→ **Objective**: Copy out the data below verbatim.

Records contained in a dataset:
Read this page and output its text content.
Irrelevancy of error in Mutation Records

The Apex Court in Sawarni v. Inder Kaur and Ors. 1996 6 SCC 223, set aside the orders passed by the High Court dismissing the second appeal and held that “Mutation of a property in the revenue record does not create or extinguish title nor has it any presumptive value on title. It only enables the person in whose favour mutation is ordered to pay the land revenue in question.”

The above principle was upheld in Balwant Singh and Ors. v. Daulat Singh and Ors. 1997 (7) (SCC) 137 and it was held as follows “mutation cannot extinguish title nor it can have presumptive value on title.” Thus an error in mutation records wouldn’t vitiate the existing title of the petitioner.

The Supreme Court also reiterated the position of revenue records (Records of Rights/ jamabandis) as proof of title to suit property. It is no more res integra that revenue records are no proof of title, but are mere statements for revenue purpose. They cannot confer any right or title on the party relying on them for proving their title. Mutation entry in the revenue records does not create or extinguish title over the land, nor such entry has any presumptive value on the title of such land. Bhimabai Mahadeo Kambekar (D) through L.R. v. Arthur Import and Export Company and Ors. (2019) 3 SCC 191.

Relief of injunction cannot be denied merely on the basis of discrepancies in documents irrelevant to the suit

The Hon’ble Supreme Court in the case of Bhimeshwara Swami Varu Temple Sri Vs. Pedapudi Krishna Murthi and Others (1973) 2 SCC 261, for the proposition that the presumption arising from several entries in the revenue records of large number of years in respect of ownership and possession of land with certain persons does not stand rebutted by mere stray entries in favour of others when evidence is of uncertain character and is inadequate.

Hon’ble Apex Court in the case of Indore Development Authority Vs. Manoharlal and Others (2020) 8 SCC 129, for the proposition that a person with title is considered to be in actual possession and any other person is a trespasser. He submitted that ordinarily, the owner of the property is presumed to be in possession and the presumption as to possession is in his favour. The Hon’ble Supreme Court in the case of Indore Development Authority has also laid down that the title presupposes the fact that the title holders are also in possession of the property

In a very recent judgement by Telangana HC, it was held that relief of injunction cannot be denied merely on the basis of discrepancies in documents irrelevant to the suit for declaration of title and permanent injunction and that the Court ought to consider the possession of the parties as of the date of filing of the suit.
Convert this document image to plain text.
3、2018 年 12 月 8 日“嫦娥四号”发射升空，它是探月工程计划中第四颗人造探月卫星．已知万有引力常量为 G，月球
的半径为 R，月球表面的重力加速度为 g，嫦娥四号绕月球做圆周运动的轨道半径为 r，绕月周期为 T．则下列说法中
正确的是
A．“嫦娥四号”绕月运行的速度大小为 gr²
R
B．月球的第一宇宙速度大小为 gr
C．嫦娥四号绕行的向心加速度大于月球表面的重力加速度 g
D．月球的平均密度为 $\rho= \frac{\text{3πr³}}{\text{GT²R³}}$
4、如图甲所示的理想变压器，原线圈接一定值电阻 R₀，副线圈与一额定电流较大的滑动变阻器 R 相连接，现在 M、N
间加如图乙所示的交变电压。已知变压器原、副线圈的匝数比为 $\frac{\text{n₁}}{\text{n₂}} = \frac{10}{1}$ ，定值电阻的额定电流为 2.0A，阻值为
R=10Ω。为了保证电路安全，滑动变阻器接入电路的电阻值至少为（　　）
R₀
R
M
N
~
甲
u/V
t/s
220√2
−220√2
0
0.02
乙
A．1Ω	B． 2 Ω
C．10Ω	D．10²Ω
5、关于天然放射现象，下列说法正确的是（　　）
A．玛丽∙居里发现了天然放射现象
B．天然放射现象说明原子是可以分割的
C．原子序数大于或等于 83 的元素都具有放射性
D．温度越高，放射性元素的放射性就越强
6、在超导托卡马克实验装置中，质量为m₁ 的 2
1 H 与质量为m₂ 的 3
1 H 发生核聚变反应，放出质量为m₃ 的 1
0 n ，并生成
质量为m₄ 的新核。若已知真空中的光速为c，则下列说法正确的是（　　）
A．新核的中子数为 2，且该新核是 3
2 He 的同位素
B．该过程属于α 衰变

→ **The reply**:
Read this page and output its text content.
Irrelevancy of error in Mutation Records

The Apex Court in Sawarni v. Inder Kaur and Ors. 1996 6 SCC 223, set aside the orders passed by the High Court dismissing the second appeal and held that “Mutation of a property in the revenue record does not create or extinguish title nor has it any presumptive value on title. It only enables the person in whose favour mutation is ordered to pay the land revenue in question.”

The above principle was upheld in Balwant Singh and Ors. v. Daulat Singh and Ors. 1997 (7) (SCC) 137 and it was held as follows “mutation cannot extinguish title nor it can have presumptive value on title.” Thus an error in mutation records wouldn’t vitiate the existing title of the petitioner.

The Supreme Court also reiterated the position of revenue records (Records of Rights/ jamabandis) as proof of title to suit property. It is no more res integra that revenue records are no proof of title, but are mere statements for revenue purpose. They cannot confer any right or title on the party relying on them for proving their title. Mutation entry in the revenue records does not create or extinguish title over the land, nor such entry has any presumptive value on the title of such land. Bhimabai Mahadeo Kambekar (D) through L.R. v. Arthur Import and Export Company and Ors. (2019) 3 SCC 191.

Relief of injunction cannot be denied merely on the basis of discrepancies in documents irrelevant to the suit

The Hon’ble Supreme Court in the case of Bhimeshwara Swami Varu Temple Sri Vs. Pedapudi Krishna Murthi and Others (1973) 2 SCC 261, for the proposition that the presumption arising from several entries in the revenue records of large number of years in respect of ownership and possession of land with certain persons does not stand rebutted by mere stray entries in favour of others when evidence is of uncertain character and is inadequate.

Hon’ble Apex Court in the case of Indore Development Authority Vs. Manoharlal and Others (2020) 8 SCC 129, for the proposition that a person with title is considered to be in actual possession and any other person is a trespasser. He submitted that ordinarily, the owner of the property is presumed to be in possession and the presumption as to possession is in his favour. The Hon’ble Supreme Court in the case of Indore Development Authority has also laid down that the title presupposes the fact that the title holders are also in possession of the property

In a very recent judgement by Telangana HC, it was held that relief of injunction cannot be denied merely on the basis of discrepancies in documents irrelevant to the suit for declaration of title and permanent injunction and that the Court ought to consider the possession of the parties as of the date of filing of the suit.
Convert this document image to plain text.
3、2018 年 12 月 8 日“嫦娥四号”发射升空，它是探月工程计划中第四颗人造探月卫星．已知万有引力常量为 G，月球
的半径为 R，月球表面的重力加速度为 g，嫦娥四号绕月球做圆周运动的轨道半径为 r，绕月周期为 T．则下列说法中
正确的是
A．“嫦娥四号”绕月运行的速度大小为 gr²
R
B．月球的第一宇宙速度大小为 gr
C．嫦娥四号绕行的向心加速度大于月球表面的重力加速度 g
D．月球的平均密度为 $\rho= \frac{\text{3πr³}}{\text{GT²R³}}$
4、如图甲所示的理想变压器，原线圈接一定值电阻 R₀，副线圈与一额定电流较大的滑动变阻器 R 相连接，现在 M、N
间加如图乙所示的交变电压。已知变压器原、副线圈的匝数比为 $\frac{\text{n₁}}{\text{n₂}} = \frac{10}{1}$ ，定值电阻的额定电流为 2.0A，阻值为
R=10Ω。为了保证电路安全，滑动变阻器接入电路的电阻值至少为（　　）
R₀
R
M
N
~
甲
u/V
t/s
220√2
−220√2
0
0.02
乙
A．1Ω	B． 2 Ω
C．10Ω	D．10²Ω
5、关于天然放射现象，下列说法正确的是（　　）
A．玛丽∙居里发现了天然放射现象
B．天然放射现象说明原子是可以分割的
C．原子序数大于或等于 83 的元素都具有放射性
D．温度越高，放射性元素的放射性就越强
6、在超导托卡马克实验装置中，质量为m₁ 的 2
1 H 与质量为m₂ 的 3
1 H 发生核聚变反应，放出质量为m₃ 的 1
0 n ，并生成
质量为m₄ 的新核。若已知真空中的光速为c，则下列说法正确的是（　　）
A．新核的中子数为 2，且该新核是 3
2 He 的同位素
B．该过程属于α 衰变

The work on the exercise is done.